▶ _EXCERPTED TEXT_
====

The officers “turned the house upside down and kept beating us for an hour without asking anything”, Mohammed Safarov told the MediaAzNews website.
He said his elderly father was also beaten and electrocuted for hours and claimed they were both requested to “volunteer” to fight Russia’s war in Ukraine.
Other Azeri media outlets published photos of bruises and wounds the men claimed were caused by Russian officers.
Kremlin spokesman Dmitry Peskov said on Monday, in response to a question about Azerbaijan’s reactions, “We sincerely regret such decisions”.
He added, “We believe that everything that’s happening (in Yekaterinburg) is related to the work of law enforcement agencies, and this cannot and should not be a reason for such a reaction.”
But Emil Mustafayev, a political analyst based in Azerbaijan’s capital, Baku, said the incident highlighted a xenophobic strain in Russia.
“The killing of Azeris is a link in the chain of tendentious politics where ethnic minorities are used as a lightning rod,” he said. “This is not just a tragedy, this is a symptom of a deep sickness of the Russian society.”

====

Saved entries
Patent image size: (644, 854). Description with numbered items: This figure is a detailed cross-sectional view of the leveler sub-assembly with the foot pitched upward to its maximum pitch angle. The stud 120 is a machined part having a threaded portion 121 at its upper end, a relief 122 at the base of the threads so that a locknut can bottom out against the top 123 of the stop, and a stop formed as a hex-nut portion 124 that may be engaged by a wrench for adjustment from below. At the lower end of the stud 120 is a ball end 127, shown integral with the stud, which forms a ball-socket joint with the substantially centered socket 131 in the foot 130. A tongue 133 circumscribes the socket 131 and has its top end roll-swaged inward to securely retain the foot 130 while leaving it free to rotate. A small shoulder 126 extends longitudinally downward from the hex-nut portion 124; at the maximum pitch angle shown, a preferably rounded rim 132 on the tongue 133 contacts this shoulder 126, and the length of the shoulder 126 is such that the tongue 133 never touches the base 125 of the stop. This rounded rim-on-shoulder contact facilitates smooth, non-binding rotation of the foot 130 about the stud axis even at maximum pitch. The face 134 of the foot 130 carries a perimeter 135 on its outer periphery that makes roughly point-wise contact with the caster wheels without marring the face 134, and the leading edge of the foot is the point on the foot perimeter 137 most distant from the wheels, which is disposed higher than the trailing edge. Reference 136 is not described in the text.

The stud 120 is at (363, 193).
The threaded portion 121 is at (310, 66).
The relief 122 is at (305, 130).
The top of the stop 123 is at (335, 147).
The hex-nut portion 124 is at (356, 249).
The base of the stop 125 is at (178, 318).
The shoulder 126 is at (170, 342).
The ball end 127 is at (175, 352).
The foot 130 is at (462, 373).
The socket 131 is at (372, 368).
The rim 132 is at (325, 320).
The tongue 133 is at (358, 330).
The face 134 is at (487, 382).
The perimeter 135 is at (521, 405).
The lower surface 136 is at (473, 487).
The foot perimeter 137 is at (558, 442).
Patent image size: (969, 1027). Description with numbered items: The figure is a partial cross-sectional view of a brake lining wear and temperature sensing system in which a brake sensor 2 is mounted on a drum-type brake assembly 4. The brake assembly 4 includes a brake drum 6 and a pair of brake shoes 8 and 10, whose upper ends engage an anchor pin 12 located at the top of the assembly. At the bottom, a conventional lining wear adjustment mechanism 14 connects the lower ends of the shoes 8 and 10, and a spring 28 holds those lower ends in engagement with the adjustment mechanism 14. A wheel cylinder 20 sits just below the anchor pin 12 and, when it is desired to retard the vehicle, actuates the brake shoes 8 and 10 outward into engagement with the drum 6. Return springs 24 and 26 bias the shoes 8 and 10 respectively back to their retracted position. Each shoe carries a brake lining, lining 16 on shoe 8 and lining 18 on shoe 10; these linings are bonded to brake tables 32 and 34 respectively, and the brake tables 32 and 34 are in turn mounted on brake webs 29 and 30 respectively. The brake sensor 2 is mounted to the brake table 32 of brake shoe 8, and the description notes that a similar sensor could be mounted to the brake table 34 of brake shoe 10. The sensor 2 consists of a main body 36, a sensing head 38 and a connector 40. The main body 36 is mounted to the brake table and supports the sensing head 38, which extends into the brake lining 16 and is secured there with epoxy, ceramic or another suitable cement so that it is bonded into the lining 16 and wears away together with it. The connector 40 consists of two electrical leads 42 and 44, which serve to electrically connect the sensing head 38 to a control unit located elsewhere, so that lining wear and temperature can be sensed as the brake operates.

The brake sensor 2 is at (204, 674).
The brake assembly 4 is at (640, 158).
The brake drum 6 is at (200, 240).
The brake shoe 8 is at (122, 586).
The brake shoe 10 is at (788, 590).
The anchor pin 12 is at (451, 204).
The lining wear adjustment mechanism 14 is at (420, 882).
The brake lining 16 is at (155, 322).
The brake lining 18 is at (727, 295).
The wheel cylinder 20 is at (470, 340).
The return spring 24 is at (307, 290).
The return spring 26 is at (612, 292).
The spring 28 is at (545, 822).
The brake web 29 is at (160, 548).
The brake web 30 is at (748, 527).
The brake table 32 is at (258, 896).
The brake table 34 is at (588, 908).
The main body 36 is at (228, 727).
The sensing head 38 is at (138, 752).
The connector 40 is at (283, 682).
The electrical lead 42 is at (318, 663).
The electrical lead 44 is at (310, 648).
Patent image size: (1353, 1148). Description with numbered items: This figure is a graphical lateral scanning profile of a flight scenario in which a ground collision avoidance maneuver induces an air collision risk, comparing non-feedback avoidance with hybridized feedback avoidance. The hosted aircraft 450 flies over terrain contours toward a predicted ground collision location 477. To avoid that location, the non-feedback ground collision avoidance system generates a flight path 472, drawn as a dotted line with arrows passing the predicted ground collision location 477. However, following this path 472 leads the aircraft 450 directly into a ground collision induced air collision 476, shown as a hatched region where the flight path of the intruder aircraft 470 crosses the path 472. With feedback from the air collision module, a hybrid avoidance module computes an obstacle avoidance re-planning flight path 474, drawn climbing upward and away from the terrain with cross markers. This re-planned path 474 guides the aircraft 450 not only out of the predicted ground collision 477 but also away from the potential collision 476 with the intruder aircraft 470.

====

▶ _REQUIRED ACTION_
Write out the part of the news excerpt that opens with the words containing "He said his" and closes with "war in Ukraine.", swapping "elderly" for "aged". The records are not needed here.

▶ _FINAL ANSWER_
He said his aged father was also beaten and electrocuted for hours and claimed they were both requested to “volunteer” to fight Russia’s war in Ukraine.